--- START ---

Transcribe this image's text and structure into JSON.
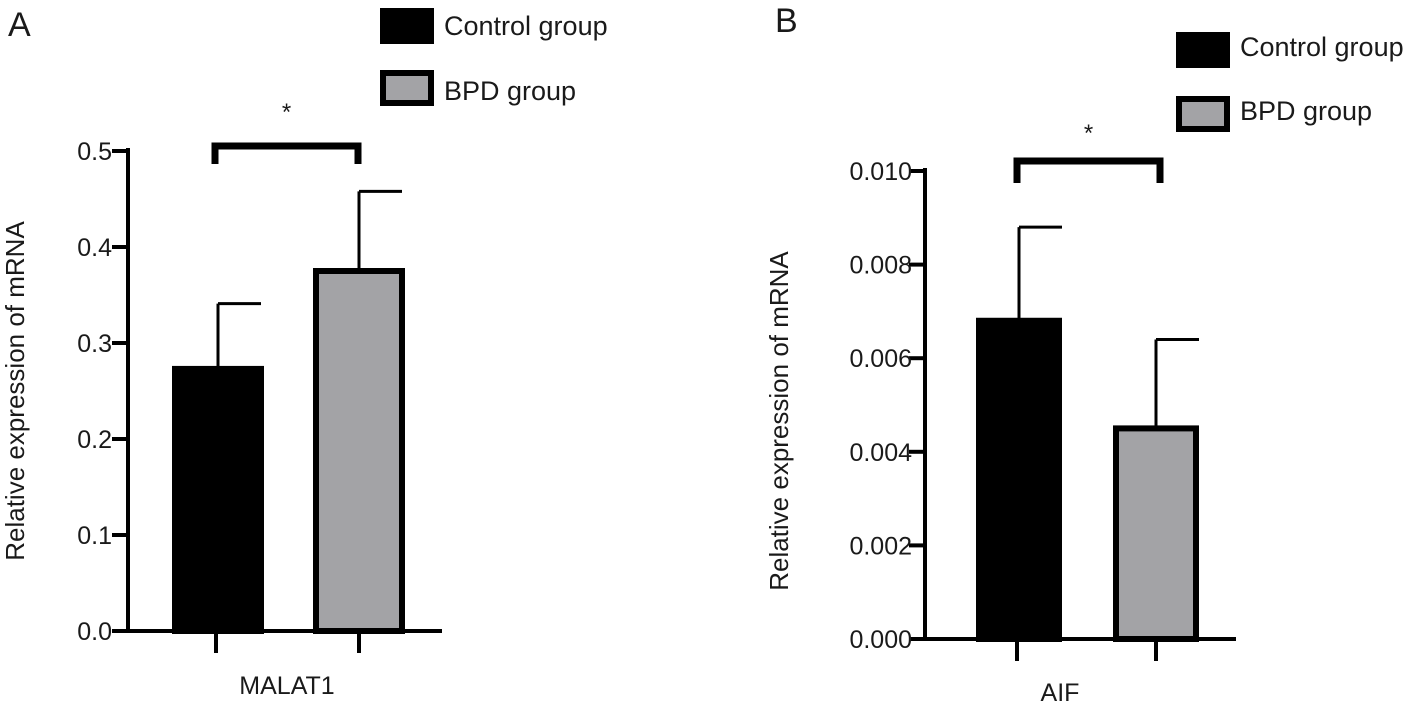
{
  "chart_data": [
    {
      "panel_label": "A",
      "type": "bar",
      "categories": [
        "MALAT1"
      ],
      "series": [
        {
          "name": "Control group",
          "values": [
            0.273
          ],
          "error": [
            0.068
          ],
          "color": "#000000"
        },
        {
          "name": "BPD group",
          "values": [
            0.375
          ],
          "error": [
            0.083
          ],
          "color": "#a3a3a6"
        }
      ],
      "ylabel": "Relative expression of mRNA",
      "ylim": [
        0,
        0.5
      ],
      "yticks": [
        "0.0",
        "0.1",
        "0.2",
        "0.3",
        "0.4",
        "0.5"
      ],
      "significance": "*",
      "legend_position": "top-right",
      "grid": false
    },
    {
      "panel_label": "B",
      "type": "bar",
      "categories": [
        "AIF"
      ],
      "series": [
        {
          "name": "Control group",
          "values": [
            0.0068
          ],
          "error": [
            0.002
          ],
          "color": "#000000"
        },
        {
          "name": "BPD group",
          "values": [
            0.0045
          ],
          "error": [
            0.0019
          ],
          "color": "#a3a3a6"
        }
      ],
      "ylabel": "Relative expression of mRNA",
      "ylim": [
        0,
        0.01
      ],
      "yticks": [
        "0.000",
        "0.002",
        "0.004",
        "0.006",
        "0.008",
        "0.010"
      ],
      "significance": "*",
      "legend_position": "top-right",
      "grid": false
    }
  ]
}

--- END ---
--- START ---

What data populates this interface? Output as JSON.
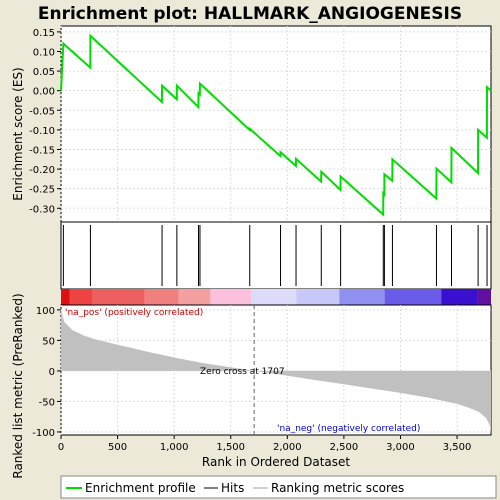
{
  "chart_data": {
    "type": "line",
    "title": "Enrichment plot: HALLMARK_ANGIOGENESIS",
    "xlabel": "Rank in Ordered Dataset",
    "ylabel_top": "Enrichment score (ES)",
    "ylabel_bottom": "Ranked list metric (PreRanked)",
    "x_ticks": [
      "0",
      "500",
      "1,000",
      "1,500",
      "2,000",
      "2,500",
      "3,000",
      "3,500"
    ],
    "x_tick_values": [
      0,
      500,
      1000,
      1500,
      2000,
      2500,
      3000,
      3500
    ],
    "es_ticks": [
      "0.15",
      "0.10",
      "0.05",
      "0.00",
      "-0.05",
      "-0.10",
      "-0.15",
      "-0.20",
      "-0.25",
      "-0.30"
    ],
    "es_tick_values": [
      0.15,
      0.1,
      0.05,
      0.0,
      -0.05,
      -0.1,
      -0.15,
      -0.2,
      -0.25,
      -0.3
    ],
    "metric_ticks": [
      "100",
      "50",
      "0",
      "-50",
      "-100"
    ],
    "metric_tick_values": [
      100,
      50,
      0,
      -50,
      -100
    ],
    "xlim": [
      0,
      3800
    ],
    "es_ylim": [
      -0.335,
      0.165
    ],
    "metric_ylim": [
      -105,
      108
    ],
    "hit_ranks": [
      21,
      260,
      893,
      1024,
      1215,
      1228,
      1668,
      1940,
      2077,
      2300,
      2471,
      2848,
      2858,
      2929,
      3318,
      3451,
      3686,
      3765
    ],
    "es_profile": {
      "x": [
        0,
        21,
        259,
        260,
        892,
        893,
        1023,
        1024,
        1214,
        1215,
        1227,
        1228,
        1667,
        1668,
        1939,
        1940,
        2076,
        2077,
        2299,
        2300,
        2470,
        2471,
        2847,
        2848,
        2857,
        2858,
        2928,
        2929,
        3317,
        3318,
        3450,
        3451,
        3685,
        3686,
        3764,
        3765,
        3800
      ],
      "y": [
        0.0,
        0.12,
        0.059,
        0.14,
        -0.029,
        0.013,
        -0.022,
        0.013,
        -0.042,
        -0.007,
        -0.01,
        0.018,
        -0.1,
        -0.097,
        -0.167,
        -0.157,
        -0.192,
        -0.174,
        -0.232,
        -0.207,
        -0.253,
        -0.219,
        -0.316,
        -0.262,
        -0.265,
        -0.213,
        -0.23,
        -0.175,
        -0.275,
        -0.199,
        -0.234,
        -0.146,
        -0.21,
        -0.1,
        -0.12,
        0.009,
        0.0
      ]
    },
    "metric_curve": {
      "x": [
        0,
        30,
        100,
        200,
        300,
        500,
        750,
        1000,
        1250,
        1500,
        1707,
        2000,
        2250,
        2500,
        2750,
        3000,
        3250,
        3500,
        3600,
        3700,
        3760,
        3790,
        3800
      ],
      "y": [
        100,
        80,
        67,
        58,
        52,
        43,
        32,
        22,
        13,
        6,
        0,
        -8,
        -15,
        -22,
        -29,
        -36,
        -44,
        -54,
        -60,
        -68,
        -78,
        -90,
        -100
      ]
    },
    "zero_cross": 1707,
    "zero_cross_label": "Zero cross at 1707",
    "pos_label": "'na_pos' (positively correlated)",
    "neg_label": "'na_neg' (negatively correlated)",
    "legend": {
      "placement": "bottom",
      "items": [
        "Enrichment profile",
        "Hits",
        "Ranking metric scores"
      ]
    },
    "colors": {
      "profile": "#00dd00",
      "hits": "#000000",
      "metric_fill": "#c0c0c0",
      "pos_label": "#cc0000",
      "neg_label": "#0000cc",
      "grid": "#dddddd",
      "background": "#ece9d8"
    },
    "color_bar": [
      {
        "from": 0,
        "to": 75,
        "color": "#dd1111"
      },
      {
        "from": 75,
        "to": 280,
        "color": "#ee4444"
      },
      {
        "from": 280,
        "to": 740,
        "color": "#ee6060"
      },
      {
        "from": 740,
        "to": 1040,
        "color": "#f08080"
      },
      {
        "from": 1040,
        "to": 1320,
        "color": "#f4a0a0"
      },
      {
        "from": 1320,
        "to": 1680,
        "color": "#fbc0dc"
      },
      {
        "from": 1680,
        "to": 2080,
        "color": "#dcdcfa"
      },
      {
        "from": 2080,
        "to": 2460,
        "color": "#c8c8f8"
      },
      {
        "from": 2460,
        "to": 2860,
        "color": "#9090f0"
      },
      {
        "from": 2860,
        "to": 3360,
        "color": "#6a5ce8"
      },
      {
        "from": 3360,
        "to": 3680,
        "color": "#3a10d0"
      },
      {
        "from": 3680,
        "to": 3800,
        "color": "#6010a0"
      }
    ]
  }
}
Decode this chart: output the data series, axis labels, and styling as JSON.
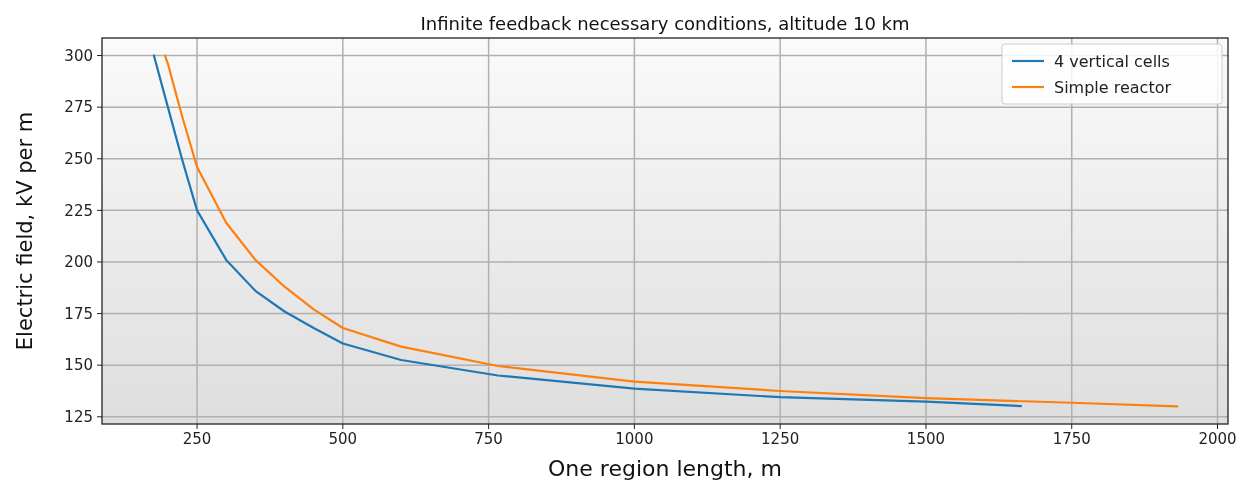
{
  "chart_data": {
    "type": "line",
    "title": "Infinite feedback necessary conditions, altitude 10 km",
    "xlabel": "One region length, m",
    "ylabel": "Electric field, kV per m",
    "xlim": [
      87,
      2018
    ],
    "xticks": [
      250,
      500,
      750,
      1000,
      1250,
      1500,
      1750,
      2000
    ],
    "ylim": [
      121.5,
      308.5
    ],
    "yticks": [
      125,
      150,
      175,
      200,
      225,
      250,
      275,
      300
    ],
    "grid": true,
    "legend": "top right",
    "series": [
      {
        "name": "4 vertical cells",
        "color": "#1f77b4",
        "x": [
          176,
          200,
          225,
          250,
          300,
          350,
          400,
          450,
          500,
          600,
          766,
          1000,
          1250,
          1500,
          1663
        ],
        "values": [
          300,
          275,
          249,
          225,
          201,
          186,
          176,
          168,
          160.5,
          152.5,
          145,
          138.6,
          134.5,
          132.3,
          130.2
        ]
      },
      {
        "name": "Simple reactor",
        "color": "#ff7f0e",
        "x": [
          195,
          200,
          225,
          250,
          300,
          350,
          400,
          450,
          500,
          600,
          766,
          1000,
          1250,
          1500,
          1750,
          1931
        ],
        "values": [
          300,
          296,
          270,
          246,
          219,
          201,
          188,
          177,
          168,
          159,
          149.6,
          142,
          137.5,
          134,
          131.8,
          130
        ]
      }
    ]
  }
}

--- END ---

What the task asks
Scan the entries above and show each line that contains the word "title".

Worked solution
    "title": "Enrichment plot: HALLMARK_ANGIOGENESIS",
    "title": "Infinite feedback necessary conditions, altitude 10 km",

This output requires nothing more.